---- Dataset rows

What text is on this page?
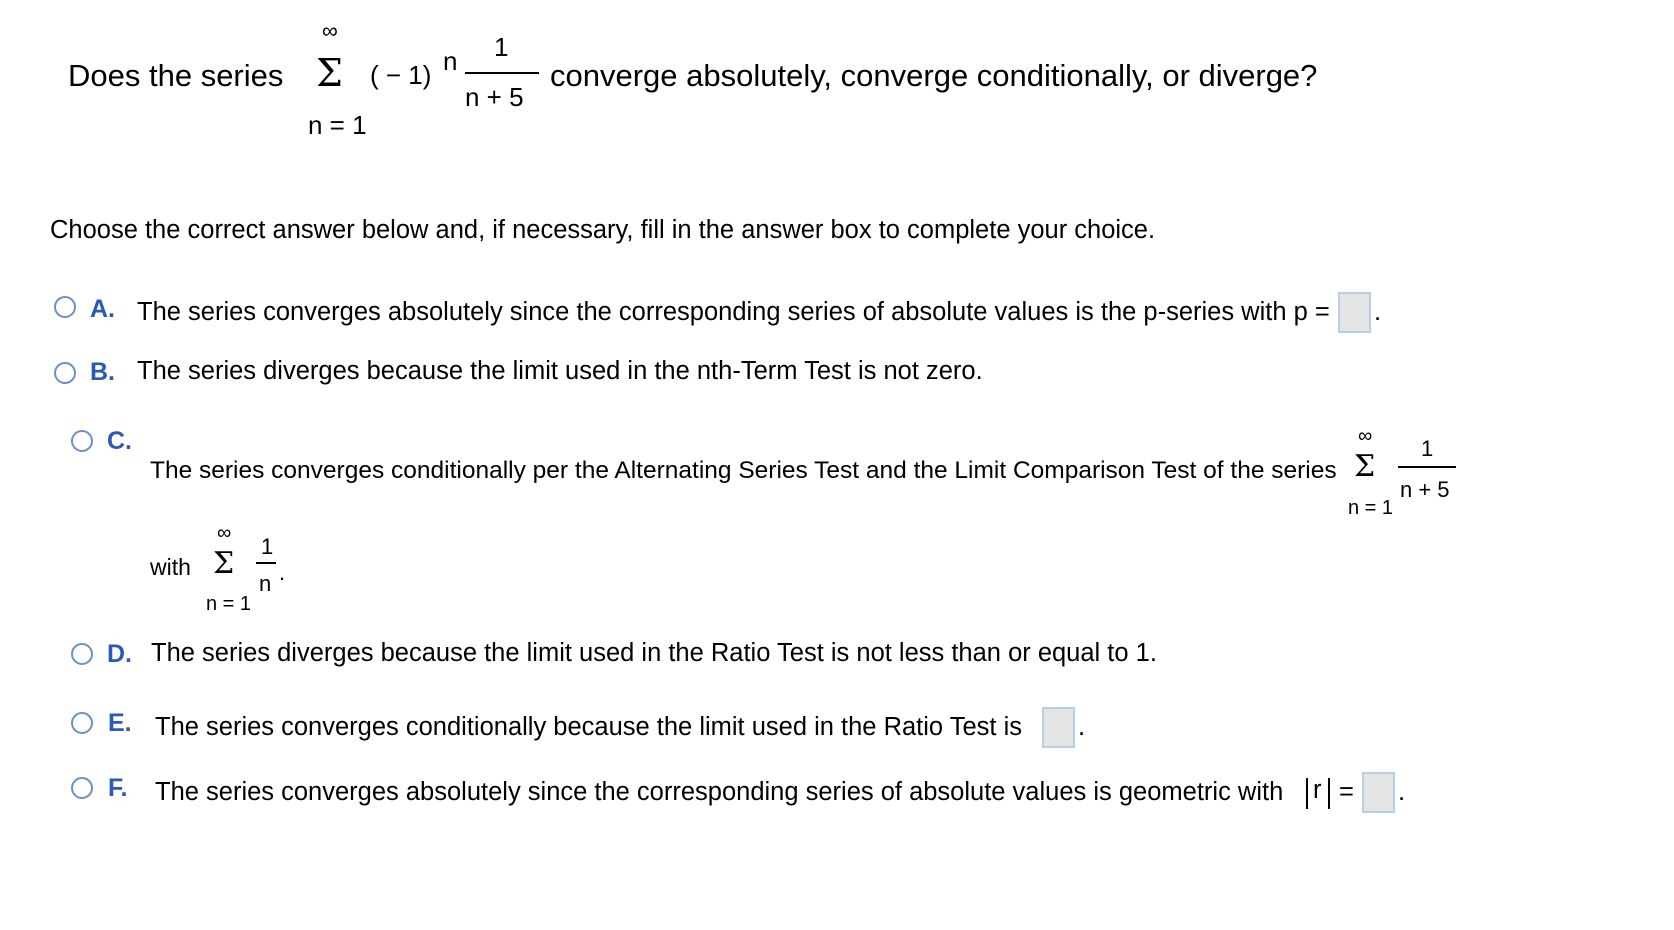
Does the series
∞
Σ
n = 1
( − 1) n 1
n + 5
converge absolutely, converge conditionally, or diverge?
Choose the correct answer below and, if necessary, fill in the answer box to complete your choice.
A. The series converges absolutely since the corresponding series of absolute values is the p-series with p = .
B. The series diverges because the limit used in the nth-Term Test is not zero.
C.
The series converges conditionally per the Alternating Series Test and the Limit Comparison Test of the series
∞
Σ
n = 1
1
n + 5
with
∞
Σ
n = 1
1
n .
D. The series diverges because the limit used in the Ratio Test is not less than or equal to 1.
E. The series converges conditionally because the limit used in the Ratio Test is .
F. The series converges absolutely since the corresponding series of absolute values is geometric with r = .
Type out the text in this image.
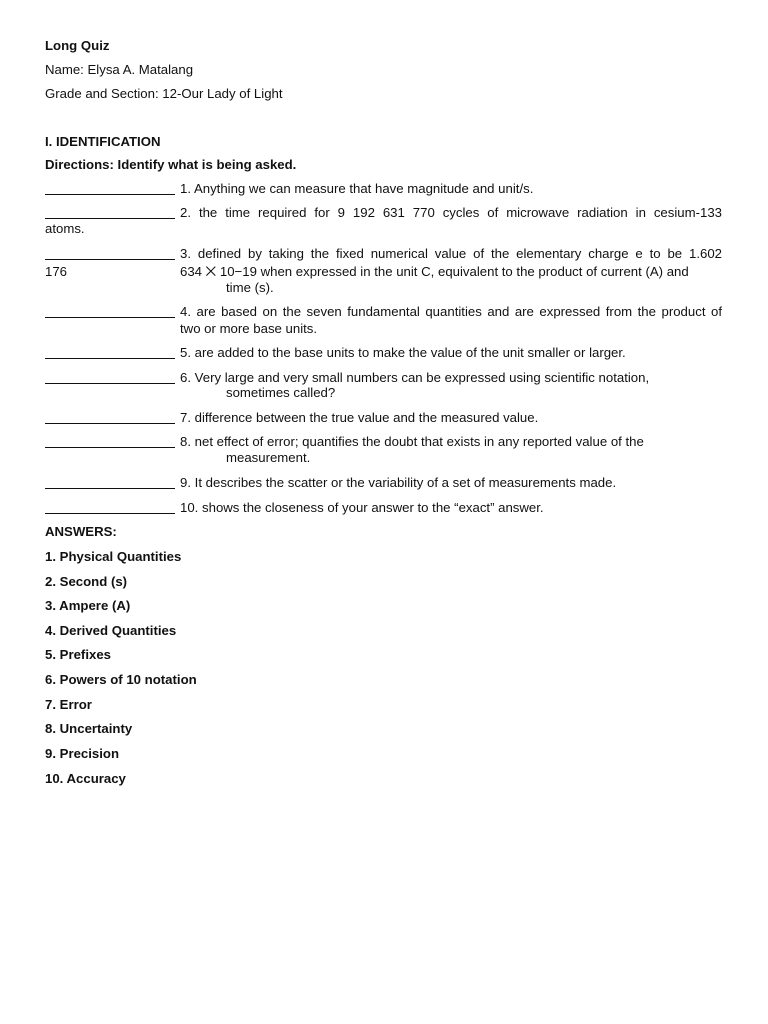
Long Quiz
Name: Elysa A. Matalang
Grade and Section: 12-Our Lady of Light
I. IDENTIFICATION
Directions: Identify what is being asked.
1. Anything we can measure that have magnitude and unit/s.
2. the time required for 9 192 631 770 cycles of microwave radiation in cesium-133
atoms.
3. defined by taking the fixed numerical value of the elementary charge e to be 1.602
176	634 ⨉ 10−19 when expressed in the unit C, equivalent to the product of current (A) and
time (s).
4. are based on the seven fundamental quantities and are expressed from the product of
two or more base units.
5. are added to the base units to make the value of the unit smaller or larger.
6. Very large and very small numbers can be expressed using scientific notation,
sometimes called?
7. difference between the true value and the measured value.
8. net effect of error; quantifies the doubt that exists in any reported value of the
measurement.
9. It describes the scatter or the variability of a set of measurements made.
10. shows the closeness of your answer to the “exact” answer.
ANSWERS:
1. Physical Quantities
2. Second (s)
3. Ampere (A)
4. Derived Quantities
5. Prefixes
6. Powers of 10 notation
7. Error
8. Uncertainty
9. Precision
10. Accuracy
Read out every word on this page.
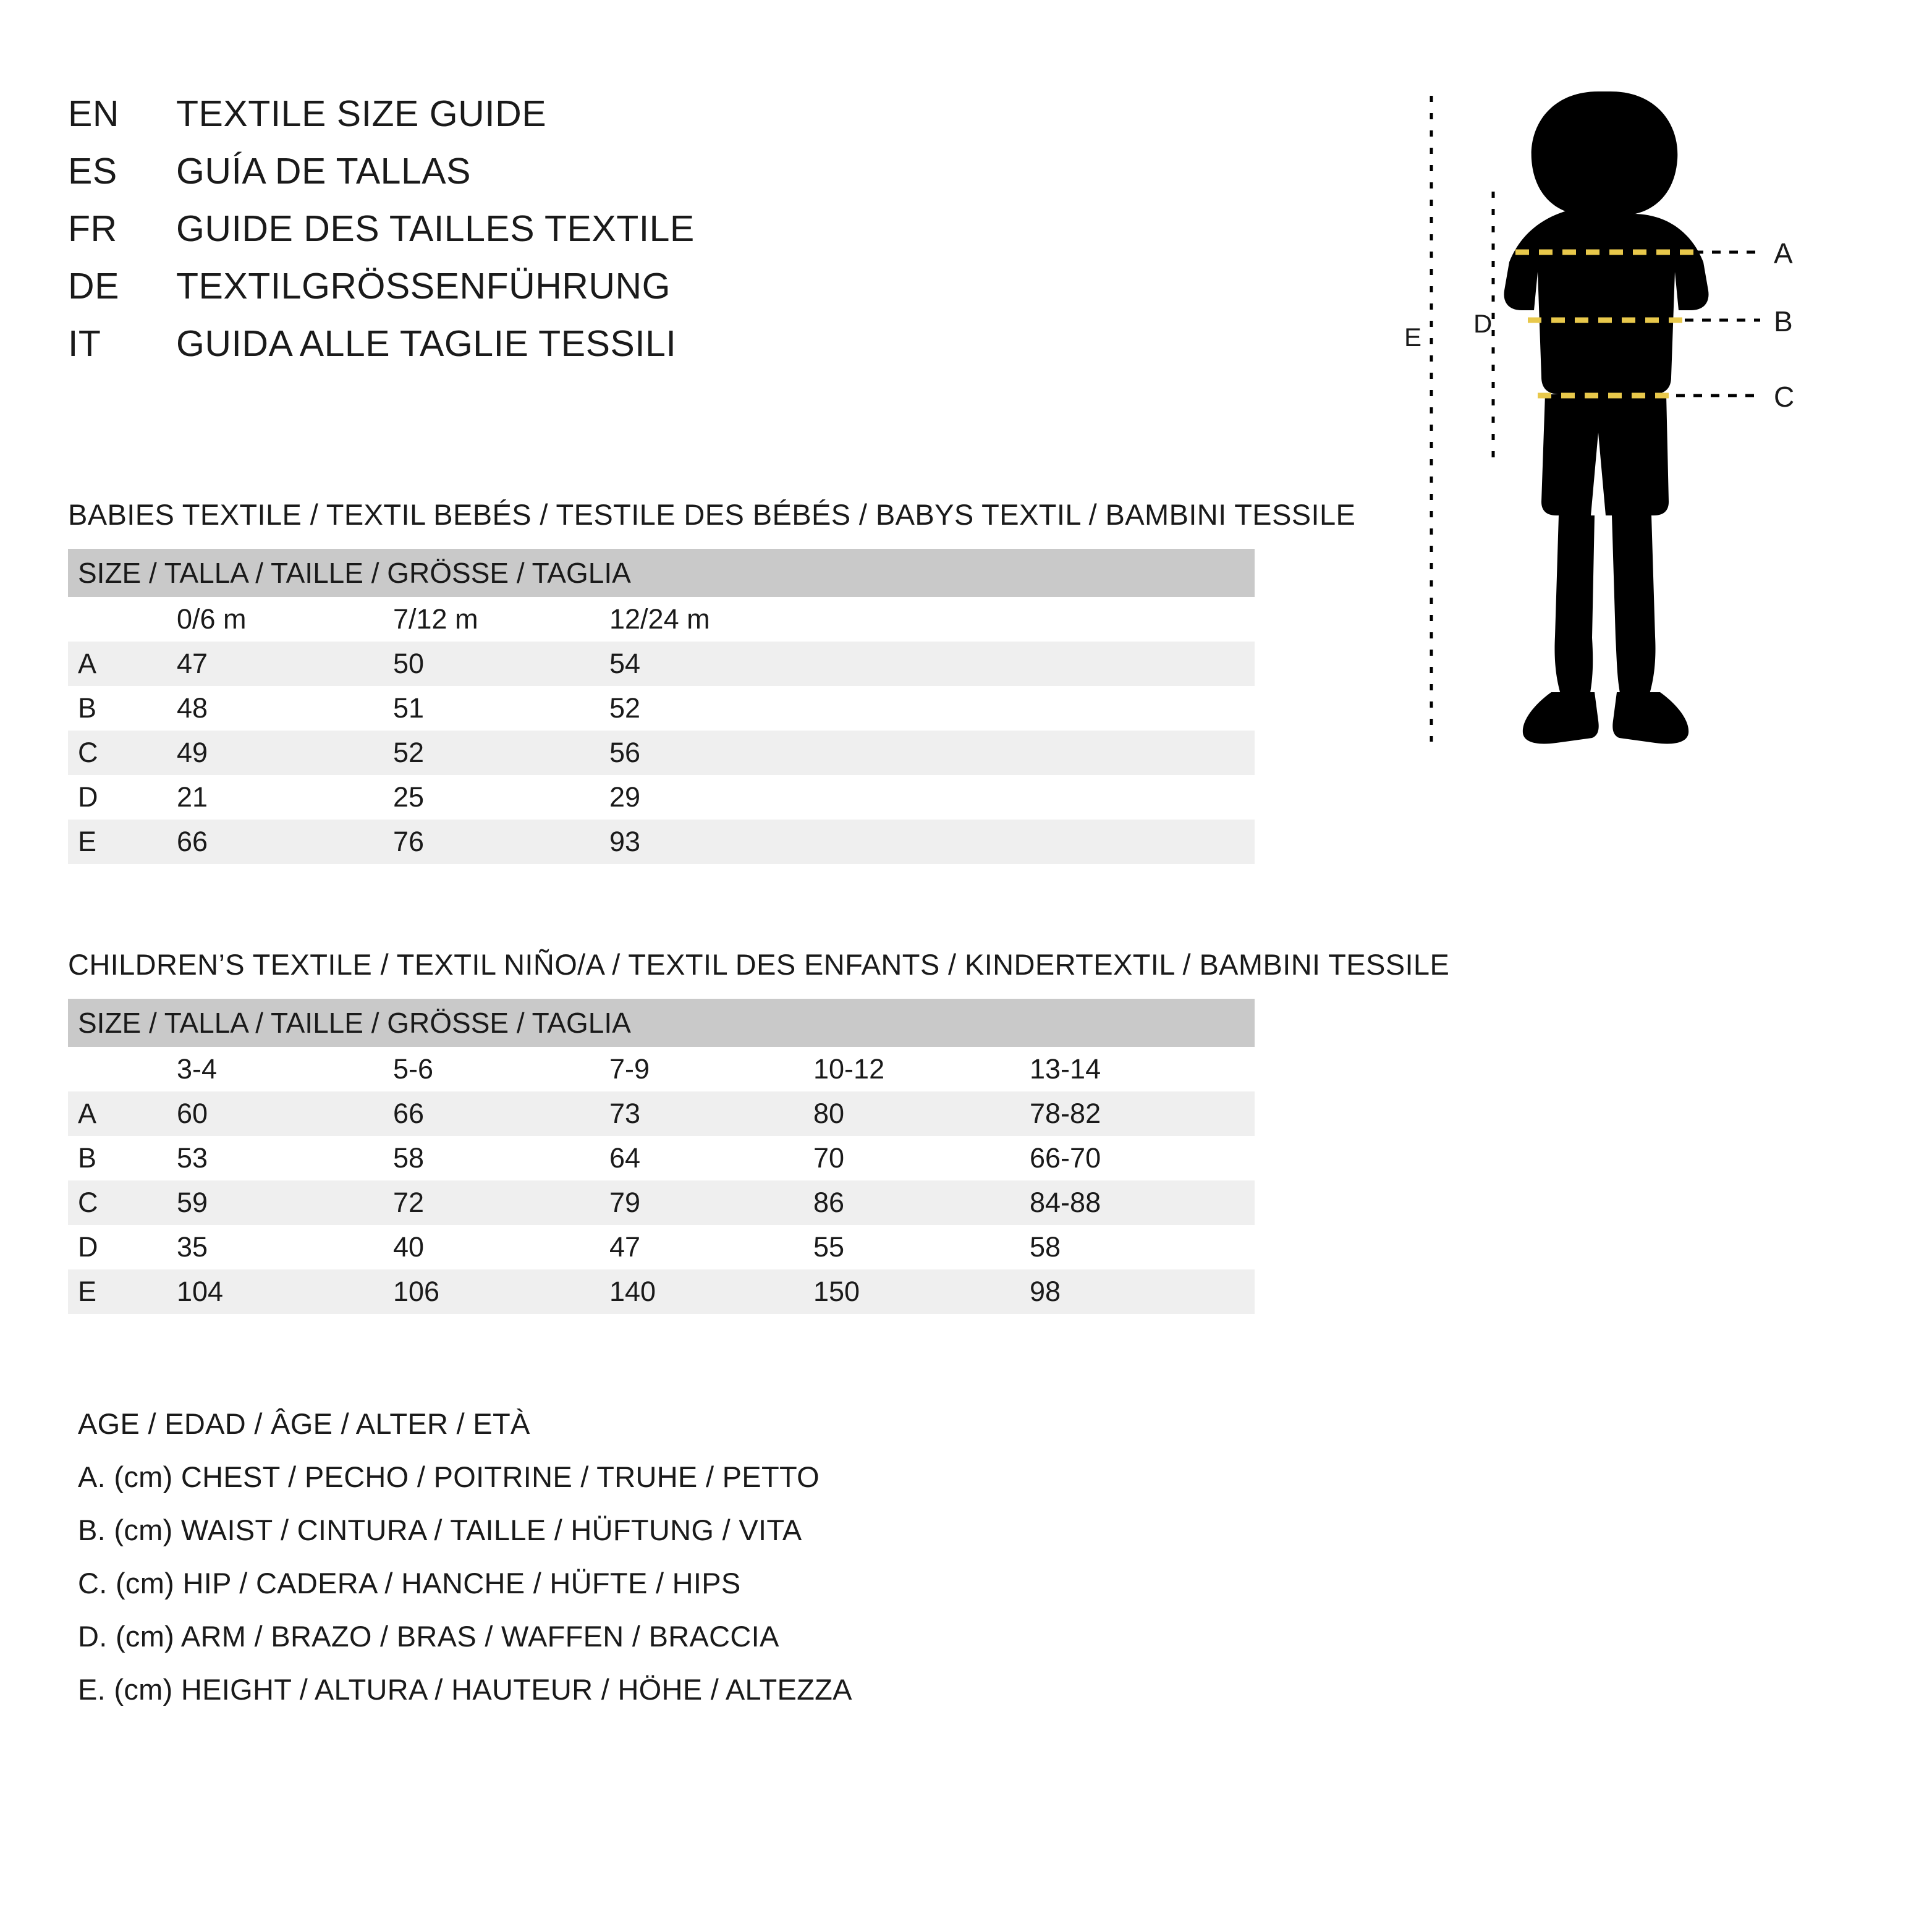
EN	TEXTILE SIZE GUIDE
ES	GUÍA DE TALLAS
FR	GUIDE DES TAILLES TEXTILE
DE	TEXTILGRÖSSENFÜHRUNG
IT	GUIDA ALLE TAGLIE TESSILI
A
B
C
D
E
BABIES TEXTILE / TEXTIL BEBÉS / TESTILE DES BÉBÉS / BABYS TEXTIL / BAMBINI TESSILE
SIZE / TALLA / TAILLE / GRÖSSE / TAGLIA				
	0/6 m	7/12 m	12/24 m	
A	47	50	54	
B	48	51	52	
C	49	52	56	
D	21	25	29	
E	66	76	93	
CHILDREN’S TEXTILE / TEXTIL NIÑO/A / TEXTIL DES ENFANTS / KINDERTEXTIL / BAMBINI TESSILE
SIZE / TALLA / TAILLE / GRÖSSE / TAGLIA					
	3-4	5-6	7-9	10-12	13-14
A	60	66	73	80	78-82
B	53	58	64	70	66-70
C	59	72	79	86	84-88
D	35	40	47	55	58
E	104	106	140	150	98
AGE / EDAD / ÂGE / ALTER / ETÀ
A. (cm) CHEST / PECHO / POITRINE / TRUHE / PETTO
B. (cm) WAIST / CINTURA / TAILLE / HÜFTUNG / VITA
C. (cm) HIP / CADERA / HANCHE / HÜFTE / HIPS
D. (cm) ARM / BRAZO / BRAS / WAFFEN / BRACCIA
E. (cm) HEIGHT / ALTURA / HAUTEUR / HÖHE / ALTEZZA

--------

| The task |
Set down every entry word for word, but omit the pictures.

| Solution |
What text is on this page?
Does the series
∞
Σ
n = 1
( − 1) n 1
n + 5
converge absolutely, converge conditionally, or diverge?
Choose the correct answer below and, if necessary, fill in the answer box to complete your choice.
A. The series converges absolutely since the corresponding series of absolute values is the p-series with p = .
B. The series diverges because the limit used in the nth-Term Test is not zero.
C.
The series converges conditionally per the Alternating Series Test and the Limit Comparison Test of the series
∞
Σ
n = 1
1
n + 5
with
∞
Σ
n = 1
1
n .
D. The series diverges because the limit used in the Ratio Test is not less than or equal to 1.
E. The series converges conditionally because the limit used in the Ratio Test is .
F. The series converges absolutely since the corresponding series of absolute values is geometric with r = .
Type out the text in this image.
Long Quiz
Name: Elysa A. Matalang
Grade and Section: 12-Our Lady of Light
I. IDENTIFICATION
Directions: Identify what is being asked.
1. Anything we can measure that have magnitude and unit/s.
2. the time required for 9 192 631 770 cycles of microwave radiation in cesium-133
atoms.
3. defined by taking the fixed numerical value of the elementary charge e to be 1.602
176	634 ⨉ 10−19 when expressed in the unit C, equivalent to the product of current (A) and
time (s).
4. are based on the seven fundamental quantities and are expressed from the product of
two or more base units.
5. are added to the base units to make the value of the unit smaller or larger.
6. Very large and very small numbers can be expressed using scientific notation,
sometimes called?
7. difference between the true value and the measured value.
8. net effect of error; quantifies the doubt that exists in any reported value of the
measurement.
9. It describes the scatter or the variability of a set of measurements made.
10. shows the closeness of your answer to the “exact” answer.
ANSWERS:
1. Physical Quantities
2. Second (s)
3. Ampere (A)
4. Derived Quantities
5. Prefixes
6. Powers of 10 notation
7. Error
8. Uncertainty
9. Precision
10. Accuracy
Read out every word on this page.
EN	TEXTILE SIZE GUIDE
ES	GUÍA DE TALLAS
FR	GUIDE DES TAILLES TEXTILE
DE	TEXTILGRÖSSENFÜHRUNG
IT	GUIDA ALLE TAGLIE TESSILI
A
B
C
D
E
BABIES TEXTILE / TEXTIL BEBÉS / TESTILE DES BÉBÉS / BABYS TEXTIL / BAMBINI TESSILE
SIZE / TALLA / TAILLE / GRÖSSE / TAGLIA				
	0/6 m	7/12 m	12/24 m	
A	47	50	54	
B	48	51	52	
C	49	52	56	
D	21	25	29	
E	66	76	93	
CHILDREN’S TEXTILE / TEXTIL NIÑO/A / TEXTIL DES ENFANTS / KINDERTEXTIL / BAMBINI TESSILE
SIZE / TALLA / TAILLE / GRÖSSE / TAGLIA					
	3-4	5-6	7-9	10-12	13-14
A	60	66	73	80	78-82
B	53	58	64	70	66-70
C	59	72	79	86	84-88
D	35	40	47	55	58
E	104	106	140	150	98
AGE / EDAD / ÂGE / ALTER / ETÀ
A. (cm) CHEST / PECHO / POITRINE / TRUHE / PETTO
B. (cm) WAIST / CINTURA / TAILLE / HÜFTUNG / VITA
C. (cm) HIP / CADERA / HANCHE / HÜFTE / HIPS
D. (cm) ARM / BRAZO / BRAS / WAFFEN / BRACCIA
E. (cm) HEIGHT / ALTURA / HAUTEUR / HÖHE / ALTEZZA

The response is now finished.